AIM OF THE EXERCISE: Copy every record below exactly as written, but leave out the pictures.

(Figure collection entries)
- - - -

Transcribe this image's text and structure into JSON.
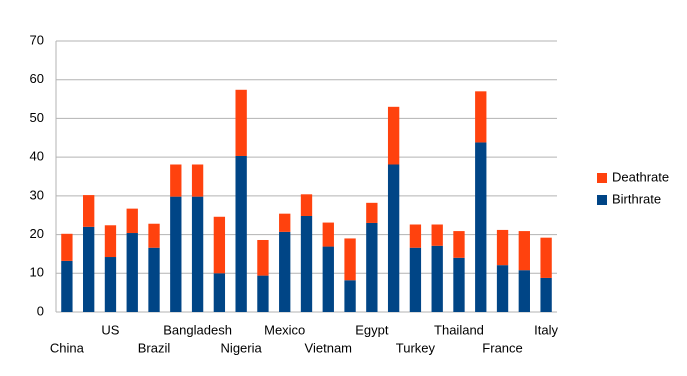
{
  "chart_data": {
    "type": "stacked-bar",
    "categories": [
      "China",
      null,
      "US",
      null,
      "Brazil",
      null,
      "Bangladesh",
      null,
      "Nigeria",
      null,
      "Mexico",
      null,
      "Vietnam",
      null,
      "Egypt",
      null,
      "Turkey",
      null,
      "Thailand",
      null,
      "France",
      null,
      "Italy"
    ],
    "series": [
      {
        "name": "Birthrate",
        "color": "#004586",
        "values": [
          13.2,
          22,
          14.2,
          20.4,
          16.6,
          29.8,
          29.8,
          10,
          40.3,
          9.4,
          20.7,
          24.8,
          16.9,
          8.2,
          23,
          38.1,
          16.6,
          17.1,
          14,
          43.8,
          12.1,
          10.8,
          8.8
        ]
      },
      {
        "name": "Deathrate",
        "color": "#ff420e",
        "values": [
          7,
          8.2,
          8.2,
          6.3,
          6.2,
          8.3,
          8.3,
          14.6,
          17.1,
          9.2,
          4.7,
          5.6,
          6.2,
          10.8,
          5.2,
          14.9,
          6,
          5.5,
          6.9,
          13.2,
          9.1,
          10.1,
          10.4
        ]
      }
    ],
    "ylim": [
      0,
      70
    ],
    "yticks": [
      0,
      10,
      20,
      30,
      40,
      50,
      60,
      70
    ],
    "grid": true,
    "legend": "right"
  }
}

- - - -

EXERCISE RESPONSE:
Transcribe this image's text and structure into JSON.
{
  "chart_data": {
    "type": "stacked-bar",
    "categories": [
      "China",
      null,
      "US",
      null,
      "Brazil",
      null,
      "Bangladesh",
      null,
      "Nigeria",
      null,
      "Mexico",
      null,
      "Vietnam",
      null,
      "Egypt",
      null,
      "Turkey",
      null,
      "Thailand",
      null,
      "France",
      null,
      "Italy"
    ],
    "series": [
      {
        "name": "Birthrate",
        "color": "#004586",
        "values": [
          13.2,
          22,
          14.2,
          20.4,
          16.6,
          29.8,
          29.8,
          10,
          40.3,
          9.4,
          20.7,
          24.8,
          16.9,
          8.2,
          23,
          38.1,
          16.6,
          17.1,
          14,
          43.8,
          12.1,
          10.8,
          8.8
        ]
      },
      {
        "name": "Deathrate",
        "color": "#ff420e",
        "values": [
          7,
          8.2,
          8.2,
          6.3,
          6.2,
          8.3,
          8.3,
          14.6,
          17.1,
          9.2,
          4.7,
          5.6,
          6.2,
          10.8,
          5.2,
          14.9,
          6,
          5.5,
          6.9,
          13.2,
          9.1,
          10.1,
          10.4
        ]
      }
    ],
    "ylim": [
      0,
      70
    ],
    "yticks": [
      0,
      10,
      20,
      30,
      40,
      50,
      60,
      70
    ],
    "grid": true,
    "legend": "right"
  }
}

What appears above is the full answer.